Each line that follows should be printed again exactly as it stands.

— Start Stored data —

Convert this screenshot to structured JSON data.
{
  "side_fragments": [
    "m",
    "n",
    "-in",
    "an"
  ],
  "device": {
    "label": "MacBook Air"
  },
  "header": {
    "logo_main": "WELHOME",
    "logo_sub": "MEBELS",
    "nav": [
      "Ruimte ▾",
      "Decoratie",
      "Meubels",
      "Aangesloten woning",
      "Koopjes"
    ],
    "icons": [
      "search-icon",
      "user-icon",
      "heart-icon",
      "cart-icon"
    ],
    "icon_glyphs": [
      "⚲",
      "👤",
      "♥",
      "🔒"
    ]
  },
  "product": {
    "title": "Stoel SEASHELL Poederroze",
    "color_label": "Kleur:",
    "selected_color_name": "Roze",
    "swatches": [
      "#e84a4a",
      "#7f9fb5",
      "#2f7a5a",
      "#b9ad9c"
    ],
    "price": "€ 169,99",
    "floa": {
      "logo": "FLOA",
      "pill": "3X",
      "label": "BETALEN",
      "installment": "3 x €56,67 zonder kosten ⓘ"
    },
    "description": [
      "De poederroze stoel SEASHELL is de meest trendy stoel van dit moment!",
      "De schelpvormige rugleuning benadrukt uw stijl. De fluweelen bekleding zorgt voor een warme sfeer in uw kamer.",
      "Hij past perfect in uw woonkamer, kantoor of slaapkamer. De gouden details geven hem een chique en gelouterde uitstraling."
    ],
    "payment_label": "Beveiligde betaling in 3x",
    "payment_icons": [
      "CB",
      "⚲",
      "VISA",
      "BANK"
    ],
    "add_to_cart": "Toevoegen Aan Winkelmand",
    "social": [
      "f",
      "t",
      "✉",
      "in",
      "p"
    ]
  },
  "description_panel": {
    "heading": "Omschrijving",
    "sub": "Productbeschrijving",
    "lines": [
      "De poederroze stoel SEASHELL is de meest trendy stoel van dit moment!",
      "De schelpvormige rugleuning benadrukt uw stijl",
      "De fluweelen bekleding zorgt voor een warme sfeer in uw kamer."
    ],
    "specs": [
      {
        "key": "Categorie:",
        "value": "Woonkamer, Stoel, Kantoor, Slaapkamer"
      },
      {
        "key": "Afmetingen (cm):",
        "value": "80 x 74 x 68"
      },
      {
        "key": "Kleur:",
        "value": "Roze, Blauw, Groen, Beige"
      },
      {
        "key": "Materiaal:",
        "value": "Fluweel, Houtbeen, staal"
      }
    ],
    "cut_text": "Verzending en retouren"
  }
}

— End Stored data —

Worked answer →
Convert this screenshot to structured JSON data.
{
  "side_fragments": [
    "m",
    "n",
    "-in",
    "an"
  ],
  "device": {
    "label": "MacBook Air"
  },
  "header": {
    "logo_main": "WELHOME",
    "logo_sub": "MEBELS",
    "nav": [
      "Ruimte ▾",
      "Decoratie",
      "Meubels",
      "Aangesloten woning",
      "Koopjes"
    ],
    "icons": [
      "search-icon",
      "user-icon",
      "heart-icon",
      "cart-icon"
    ],
    "icon_glyphs": [
      "⚲",
      "👤",
      "♥",
      "🔒"
    ]
  },
  "product": {
    "title": "Stoel SEASHELL Poederroze",
    "color_label": "Kleur:",
    "selected_color_name": "Roze",
    "swatches": [
      "#e84a4a",
      "#7f9fb5",
      "#2f7a5a",
      "#b9ad9c"
    ],
    "price": "€ 169,99",
    "floa": {
      "logo": "FLOA",
      "pill": "3X",
      "label": "BETALEN",
      "installment": "3 x €56,67 zonder kosten ⓘ"
    },
    "description": [
      "De poederroze stoel SEASHELL is de meest trendy stoel van dit moment!",
      "De schelpvormige rugleuning benadrukt uw stijl. De fluweelen bekleding zorgt voor een warme sfeer in uw kamer.",
      "Hij past perfect in uw woonkamer, kantoor of slaapkamer. De gouden details geven hem een chique en gelouterde uitstraling."
    ],
    "payment_label": "Beveiligde betaling in 3x",
    "payment_icons": [
      "CB",
      "⚲",
      "VISA",
      "BANK"
    ],
    "add_to_cart": "Toevoegen Aan Winkelmand",
    "social": [
      "f",
      "t",
      "✉",
      "in",
      "p"
    ]
  },
  "description_panel": {
    "heading": "Omschrijving",
    "sub": "Productbeschrijving",
    "lines": [
      "De poederroze stoel SEASHELL is de meest trendy stoel van dit moment!",
      "De schelpvormige rugleuning benadrukt uw stijl",
      "De fluweelen bekleding zorgt voor een warme sfeer in uw kamer."
    ],
    "specs": [
      {
        "key": "Categorie:",
        "value": "Woonkamer, Stoel, Kantoor, Slaapkamer"
      },
      {
        "key": "Afmetingen (cm):",
        "value": "80 x 74 x 68"
      },
      {
        "key": "Kleur:",
        "value": "Roze, Blauw, Groen, Beige"
      },
      {
        "key": "Materiaal:",
        "value": "Fluweel, Houtbeen, staal"
      }
    ],
    "cut_text": "Verzending en retouren"
  }
}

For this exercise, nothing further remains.